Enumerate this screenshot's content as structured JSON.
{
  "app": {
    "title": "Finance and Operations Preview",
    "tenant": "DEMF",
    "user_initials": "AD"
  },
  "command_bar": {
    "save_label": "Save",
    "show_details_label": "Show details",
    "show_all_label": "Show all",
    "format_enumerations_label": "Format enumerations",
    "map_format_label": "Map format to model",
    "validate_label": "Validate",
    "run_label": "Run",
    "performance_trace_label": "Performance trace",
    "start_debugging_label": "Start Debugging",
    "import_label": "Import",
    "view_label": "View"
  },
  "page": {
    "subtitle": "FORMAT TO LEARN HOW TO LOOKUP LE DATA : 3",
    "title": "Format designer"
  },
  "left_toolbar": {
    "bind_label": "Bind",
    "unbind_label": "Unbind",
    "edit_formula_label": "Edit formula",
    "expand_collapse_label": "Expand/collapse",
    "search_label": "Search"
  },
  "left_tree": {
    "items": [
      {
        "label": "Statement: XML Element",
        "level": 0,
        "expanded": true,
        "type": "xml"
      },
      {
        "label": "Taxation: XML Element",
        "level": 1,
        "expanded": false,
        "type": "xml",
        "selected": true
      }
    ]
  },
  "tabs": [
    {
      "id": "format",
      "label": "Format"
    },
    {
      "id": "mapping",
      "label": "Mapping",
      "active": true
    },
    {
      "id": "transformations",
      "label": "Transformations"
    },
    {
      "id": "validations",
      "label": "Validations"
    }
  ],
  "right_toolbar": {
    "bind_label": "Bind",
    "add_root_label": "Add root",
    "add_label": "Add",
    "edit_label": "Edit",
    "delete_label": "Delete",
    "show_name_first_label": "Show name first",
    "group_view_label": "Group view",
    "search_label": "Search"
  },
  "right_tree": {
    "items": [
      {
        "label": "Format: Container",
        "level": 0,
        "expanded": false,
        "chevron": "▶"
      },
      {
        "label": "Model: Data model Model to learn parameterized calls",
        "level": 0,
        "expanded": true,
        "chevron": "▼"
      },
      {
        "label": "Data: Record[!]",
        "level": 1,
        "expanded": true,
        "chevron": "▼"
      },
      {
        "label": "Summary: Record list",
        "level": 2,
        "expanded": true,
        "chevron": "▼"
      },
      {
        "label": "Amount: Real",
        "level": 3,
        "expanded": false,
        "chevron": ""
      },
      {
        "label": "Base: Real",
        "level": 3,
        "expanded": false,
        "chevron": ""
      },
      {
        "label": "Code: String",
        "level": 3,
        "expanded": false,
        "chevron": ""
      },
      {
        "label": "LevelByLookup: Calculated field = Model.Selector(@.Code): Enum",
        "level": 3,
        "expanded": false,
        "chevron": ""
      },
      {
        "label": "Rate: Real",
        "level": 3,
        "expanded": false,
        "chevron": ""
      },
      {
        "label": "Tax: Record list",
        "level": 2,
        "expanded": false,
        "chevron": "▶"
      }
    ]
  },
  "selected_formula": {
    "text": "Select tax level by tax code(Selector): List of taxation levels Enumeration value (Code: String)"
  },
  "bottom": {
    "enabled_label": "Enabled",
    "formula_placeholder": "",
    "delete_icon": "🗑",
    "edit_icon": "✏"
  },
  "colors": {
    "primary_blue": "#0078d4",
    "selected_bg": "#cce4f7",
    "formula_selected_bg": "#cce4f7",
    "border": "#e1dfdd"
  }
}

+ + + + +

§ Directions for this task: Word for word, write out the data.

§ Full output:
Enumerate this screenshot's content as structured JSON.
{
  "app": {
    "title": "Finance and Operations Preview",
    "tenant": "DEMF",
    "user_initials": "AD"
  },
  "command_bar": {
    "save_label": "Save",
    "show_details_label": "Show details",
    "show_all_label": "Show all",
    "format_enumerations_label": "Format enumerations",
    "map_format_label": "Map format to model",
    "validate_label": "Validate",
    "run_label": "Run",
    "performance_trace_label": "Performance trace",
    "start_debugging_label": "Start Debugging",
    "import_label": "Import",
    "view_label": "View"
  },
  "page": {
    "subtitle": "FORMAT TO LEARN HOW TO LOOKUP LE DATA : 3",
    "title": "Format designer"
  },
  "left_toolbar": {
    "bind_label": "Bind",
    "unbind_label": "Unbind",
    "edit_formula_label": "Edit formula",
    "expand_collapse_label": "Expand/collapse",
    "search_label": "Search"
  },
  "left_tree": {
    "items": [
      {
        "label": "Statement: XML Element",
        "level": 0,
        "expanded": true,
        "type": "xml"
      },
      {
        "label": "Taxation: XML Element",
        "level": 1,
        "expanded": false,
        "type": "xml",
        "selected": true
      }
    ]
  },
  "tabs": [
    {
      "id": "format",
      "label": "Format"
    },
    {
      "id": "mapping",
      "label": "Mapping",
      "active": true
    },
    {
      "id": "transformations",
      "label": "Transformations"
    },
    {
      "id": "validations",
      "label": "Validations"
    }
  ],
  "right_toolbar": {
    "bind_label": "Bind",
    "add_root_label": "Add root",
    "add_label": "Add",
    "edit_label": "Edit",
    "delete_label": "Delete",
    "show_name_first_label": "Show name first",
    "group_view_label": "Group view",
    "search_label": "Search"
  },
  "right_tree": {
    "items": [
      {
        "label": "Format: Container",
        "level": 0,
        "expanded": false,
        "chevron": "▶"
      },
      {
        "label": "Model: Data model Model to learn parameterized calls",
        "level": 0,
        "expanded": true,
        "chevron": "▼"
      },
      {
        "label": "Data: Record[!]",
        "level": 1,
        "expanded": true,
        "chevron": "▼"
      },
      {
        "label": "Summary: Record list",
        "level": 2,
        "expanded": true,
        "chevron": "▼"
      },
      {
        "label": "Amount: Real",
        "level": 3,
        "expanded": false,
        "chevron": ""
      },
      {
        "label": "Base: Real",
        "level": 3,
        "expanded": false,
        "chevron": ""
      },
      {
        "label": "Code: String",
        "level": 3,
        "expanded": false,
        "chevron": ""
      },
      {
        "label": "LevelByLookup: Calculated field = Model.Selector(@.Code): Enum",
        "level": 3,
        "expanded": false,
        "chevron": ""
      },
      {
        "label": "Rate: Real",
        "level": 3,
        "expanded": false,
        "chevron": ""
      },
      {
        "label": "Tax: Record list",
        "level": 2,
        "expanded": false,
        "chevron": "▶"
      }
    ]
  },
  "selected_formula": {
    "text": "Select tax level by tax code(Selector): List of taxation levels Enumeration value (Code: String)"
  },
  "bottom": {
    "enabled_label": "Enabled",
    "formula_placeholder": "",
    "delete_icon": "🗑",
    "edit_icon": "✏"
  },
  "colors": {
    "primary_blue": "#0078d4",
    "selected_bg": "#cce4f7",
    "formula_selected_bg": "#cce4f7",
    "border": "#e1dfdd"
  }
}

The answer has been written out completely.